-------- Record list
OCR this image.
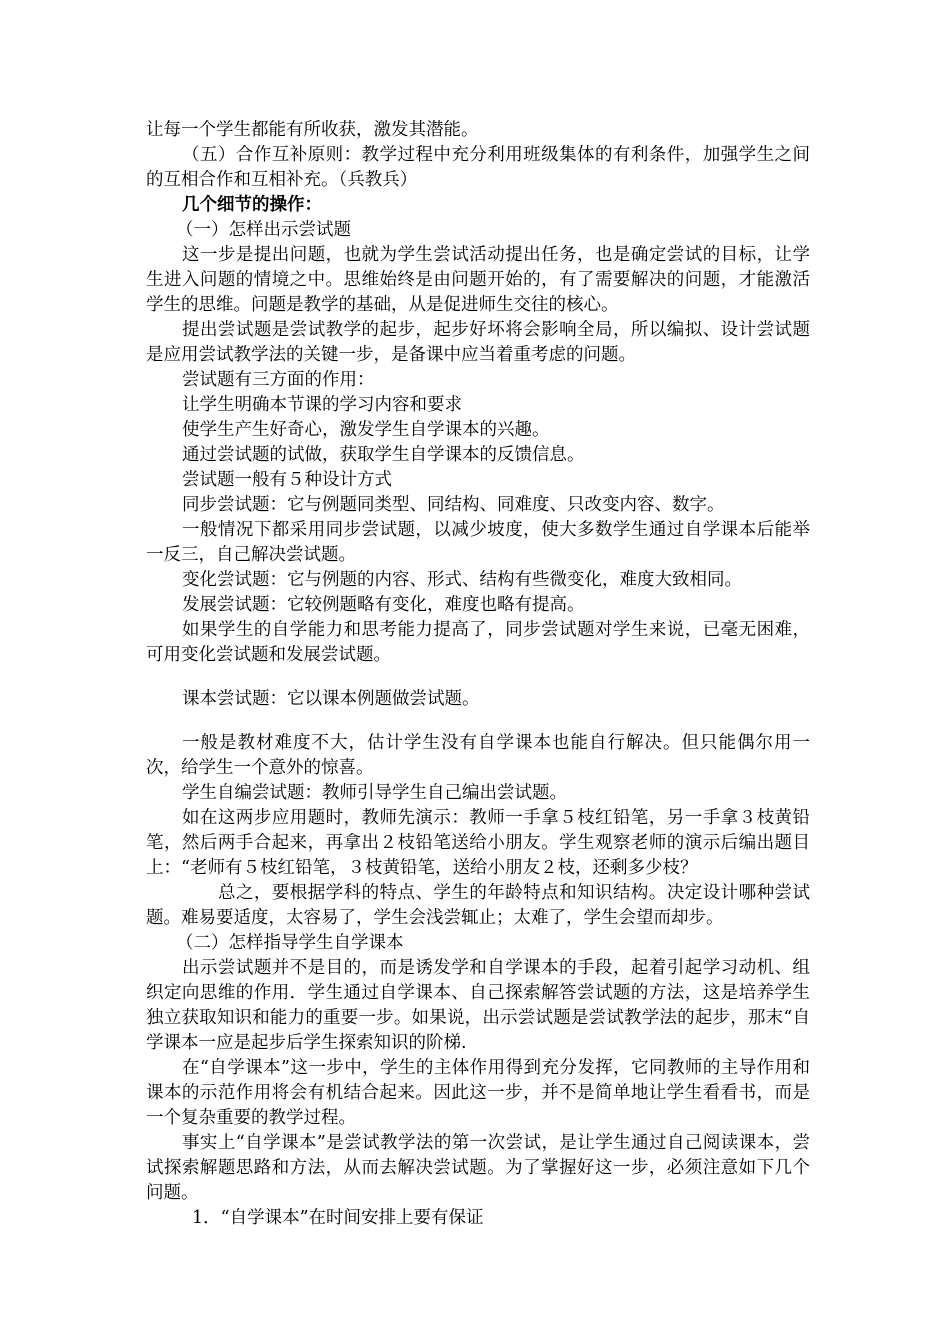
让每一个学生都能有所收获，激发其潜能。

（五）合作互补原则：教学过程中充分利用班级集体的有利条件，加强学生之间的互相合作和互相补充。（兵教兵）

几个细节的操作：

（一）怎样出示尝试题

这一步是提出问题，也就为学生尝试活动提出任务，也是确定尝试的目标，让学生进入问题的情境之中。思维始终是由问题开始的，有了需要解决的问题，才能激活学生的思维。问题是教学的基础，从是促进师生交往的核心。

提出尝试题是尝试教学的起步，起步好坏将会影响全局，所以编拟、设计尝试题是应用尝试教学法的关键一步，是备课中应当着重考虑的问题。

尝试题有三方面的作用：

让学生明确本节课的学习内容和要求

使学生产生好奇心，激发学生自学课本的兴趣。

通过尝试题的试做，获取学生自学课本的反馈信息。

尝试题一般有５种设计方式

同步尝试题：它与例题同类型、同结构、同难度、只改变内容、数字。

一般情况下都采用同步尝试题，以减少坡度，使大多数学生通过自学课本后能举一反三，自己解决尝试题。

变化尝试题：它与例题的内容、形式、结构有些微变化，难度大致相同。

发展尝试题：它较例题略有变化，难度也略有提高。

如果学生的自学能力和思考能力提高了，同步尝试题对学生来说，已毫无困难，可用变化尝试题和发展尝试题。

课本尝试题：它以课本例题做尝试题。

一般是教材难度不大，估计学生没有自学课本也能自行解决。但只能偶尔用一次，给学生一个意外的惊喜。

学生自编尝试题：教师引导学生自己编出尝试题。

如在这两步应用题时，教师先演示：教师一手拿５枝红铅笔，另一手拿３枝黄铅笔，然后两手合起来，再拿出２枝铅笔送给小朋友。学生观察老师的演示后编出题目上：“老师有５枝红铅笔，３枝黄铅笔，送给小朋友２枝，还剩多少枝？

总之，要根据学科的特点、学生的年龄特点和知识结构。决定设计哪种尝试题。难易要适度，太容易了，学生会浅尝辄止；太难了，学生会望而却步。

（二）怎样指导学生自学课本

出示尝试题并不是目的，而是诱发学和自学课本的手段，起着引起学习动机、组织定向思维的作用．学生通过自学课本、自己探索解答尝试题的方法，这是培养学生独立获取知识和能力的重要一步。如果说，出示尝试题是尝试教学法的起步，那末“自学课本一应是起步后学生探索知识的阶梯.

在“自学课本”这一步中，学生的主体作用得到充分发挥，它同教师的主导作用和课本的示范作用将会有机结合起来。因此这一步，并不是简单地让学生看看书，而是一个复杂重要的教学过程。

事实上“自学课本”是尝试教学法的第一次尝试，是让学生通过自己阅读课本，尝试探索解题思路和方法，从而去解决尝试题。为了掌握好这一步，必须注意如下几个问题。

1．“自学课本”在时间安排上要有保证
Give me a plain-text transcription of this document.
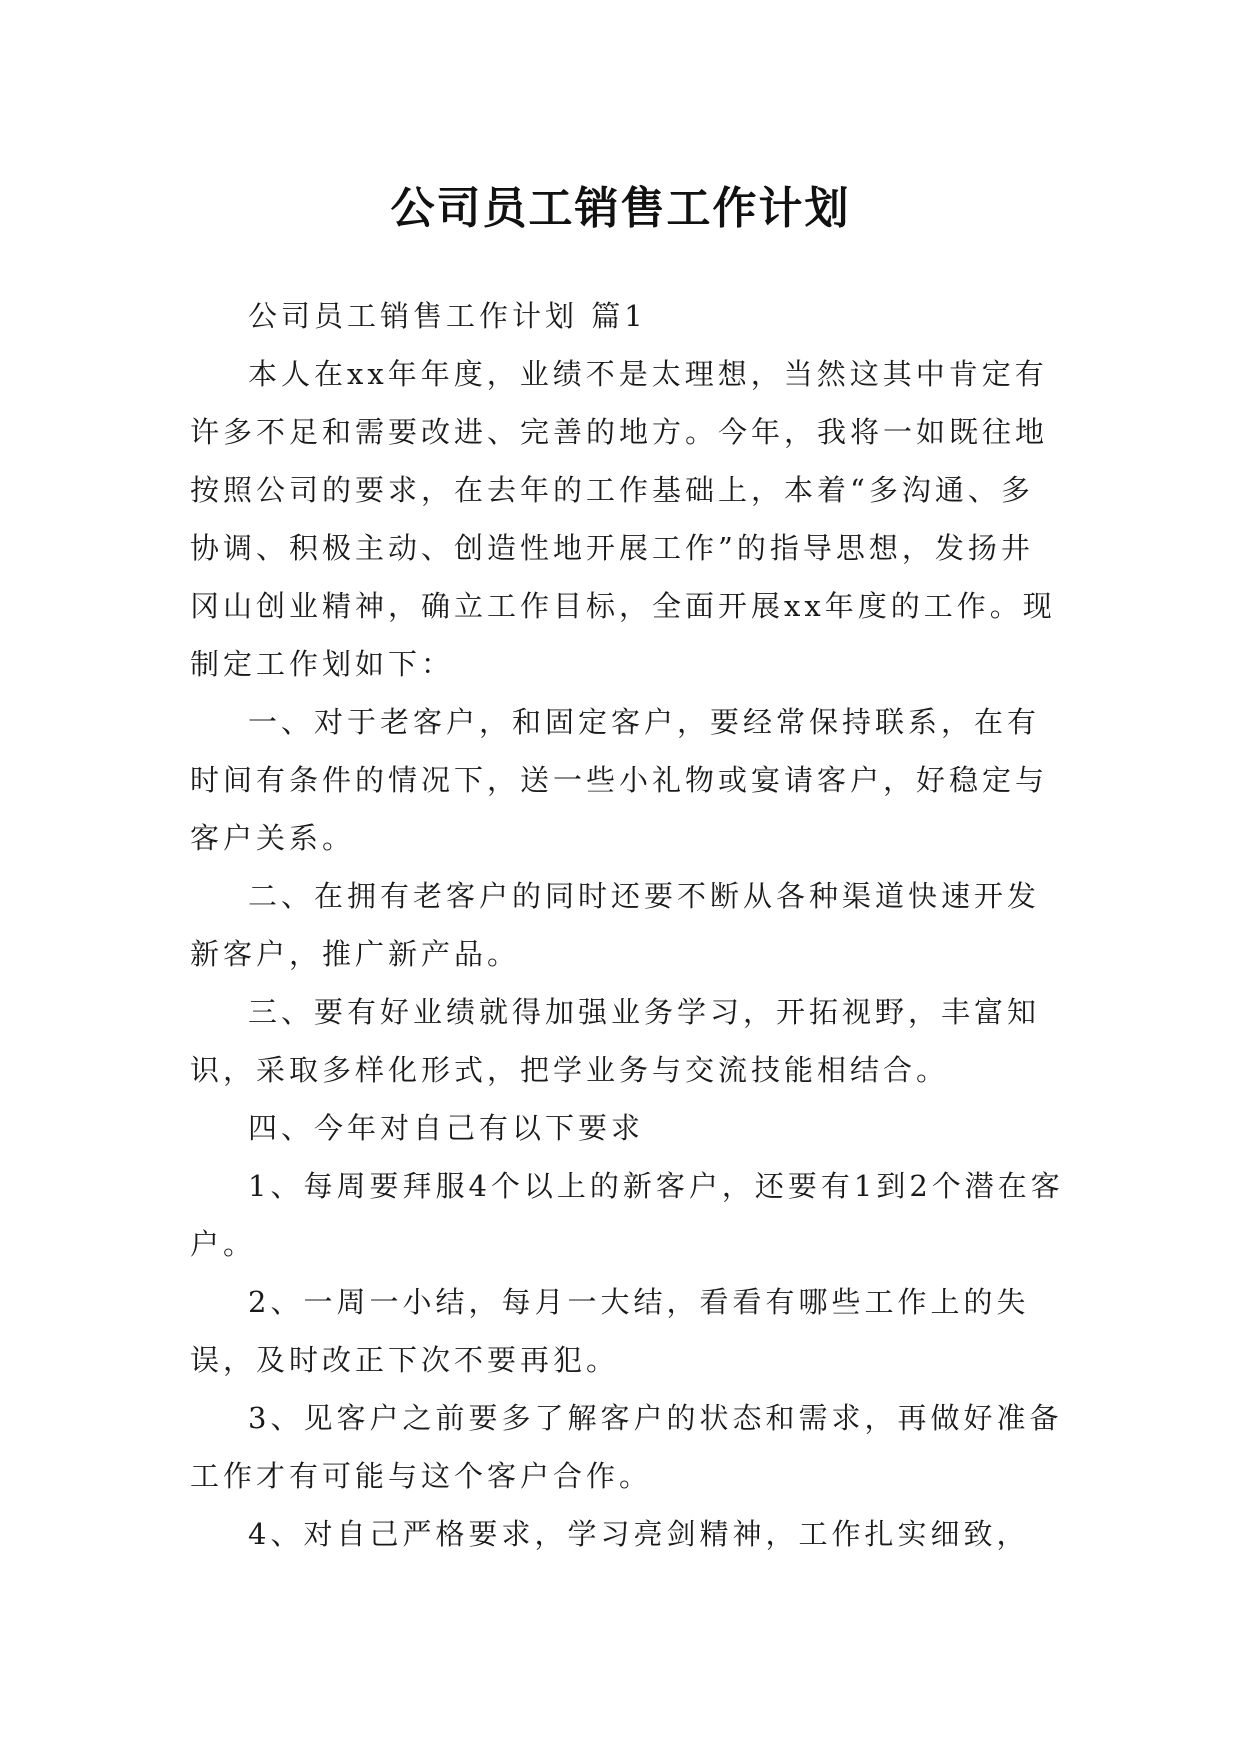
公司员工销售工作计划

公司员工销售工作计划 篇1

本人在xx年年度，业绩不是太理想，当然这其中肯定有许多不足和需要改进、完善的地方。今年，我将一如既往地按照公司的要求，在去年的工作基础上，本着“多沟通、多协调、积极主动、创造性地开展工作”的指导思想，发扬井冈山创业精神，确立工作目标，全面开展xx年度的工作。现制定工作划如下：

一、对于老客户，和固定客户，要经常保持联系，在有时间有条件的情况下，送一些小礼物或宴请客户，好稳定与客户关系。

二、在拥有老客户的同时还要不断从各种渠道快速开发新客户，推广新产品。

三、要有好业绩就得加强业务学习，开拓视野，丰富知识，采取多样化形式，把学业务与交流技能相结合。

四、今年对自己有以下要求

1、每周要拜服4个以上的新客户，还要有1到2个潜在客户。

2、一周一小结，每月一大结，看看有哪些工作上的失误，及时改正下次不要再犯。

3、见客户之前要多了解客户的状态和需求，再做好准备工作才有可能与这个客户合作。

4、对自己严格要求，学习亮剑精神，工作扎实细致，
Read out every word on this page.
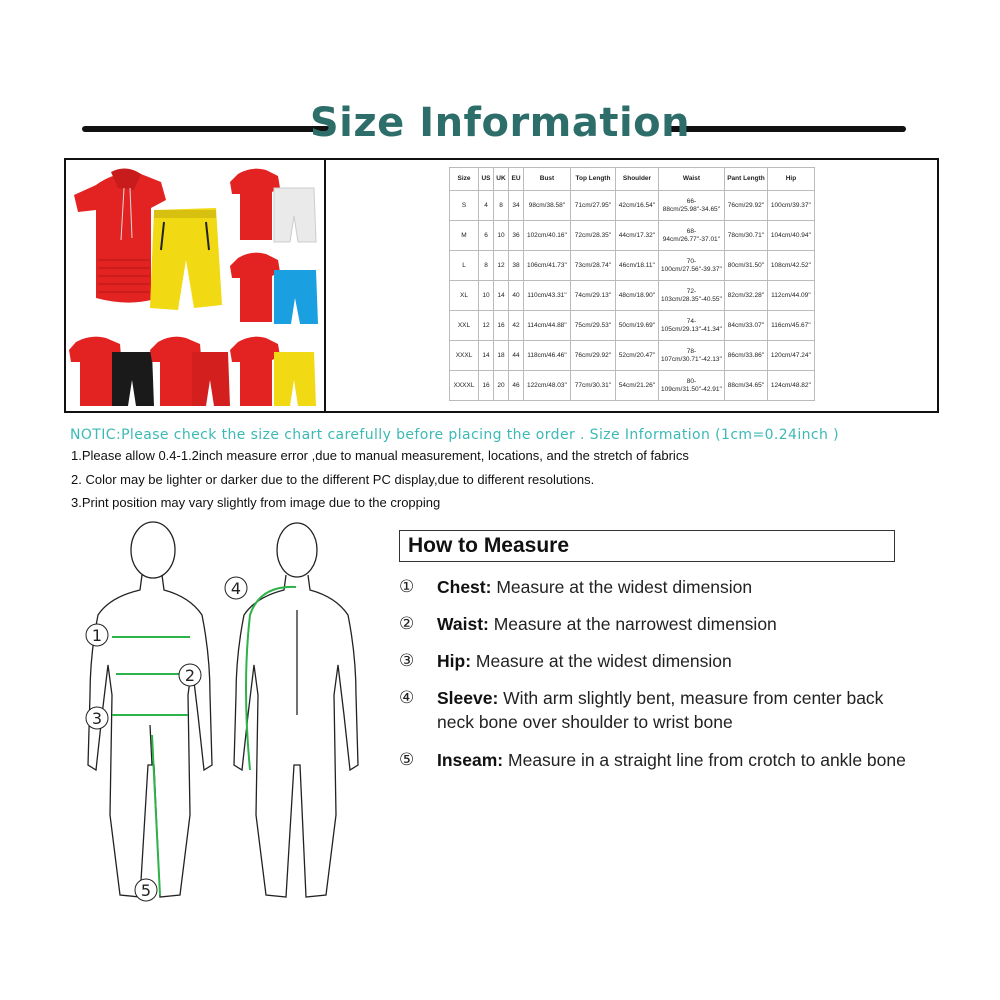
Size Information
Size	US	UK	EU	Bust	Top Length	Shoulder	Waist	Pant Length	Hip
S	4	8	34	98cm/38.58''	71cm/27.95''	42cm/16.54''	66-88cm/25.98''-34.65''	76cm/29.92''	100cm/39.37''
M	6	10	36	102cm/40.16''	72cm/28.35''	44cm/17.32''	68-94cm/26.77''-37.01''	78cm/30.71''	104cm/40.94''
L	8	12	38	106cm/41.73''	73cm/28.74''	46cm/18.11''	70-100cm/27.56''-39.37''	80cm/31.50''	108cm/42.52''
XL	10	14	40	110cm/43.31''	74cm/29.13''	48cm/18.90''	72-103cm/28.35''-40.55''	82cm/32.28''	112cm/44.09''
XXL	12	16	42	114cm/44.88''	75cm/29.53''	50cm/19.69''	74-105cm/29.13''-41.34''	84cm/33.07''	116cm/45.67''
XXXL	14	18	44	118cm/46.46''	76cm/29.92''	52cm/20.47''	78-107cm/30.71''-42.13''	86cm/33.86''	120cm/47.24''
XXXXL	16	20	46	122cm/48.03''	77cm/30.31''	54cm/21.26''	80-109cm/31.50''-42.91''	88cm/34.65''	124cm/48.82''
NOTIC:Please check the size chart carefully before placing the order . Size Information (1cm=0.24inch )
1.Please allow 0.4-1.2inch measure error ,due to manual measurement, locations, and the stretch of fabrics
2. Color may be lighter or darker due to the different PC display,due to different resolutions.
3.Print position may vary slightly from image due to the cropping
1
2
3
4
5
How to Measure
① Chest: Measure at the widest dimension
② Waist: Measure at the narrowest dimension
③ Hip: Measure at the widest dimension
④ Sleeve: With arm slightly bent, measure from center back neck bone over shoulder to wrist bone
⑤ Inseam: Measure in a straight line from crotch to ankle bone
----------------
> [Exercise goal]
Reproduce every line of the listing above in which the string "bone" appears.

> [Task response]
④ Sleeve: With arm slightly bent, measure from center back neck bone over shoulder to wrist bone
⑤ Inseam: Measure in a straight line from crotch to ankle bone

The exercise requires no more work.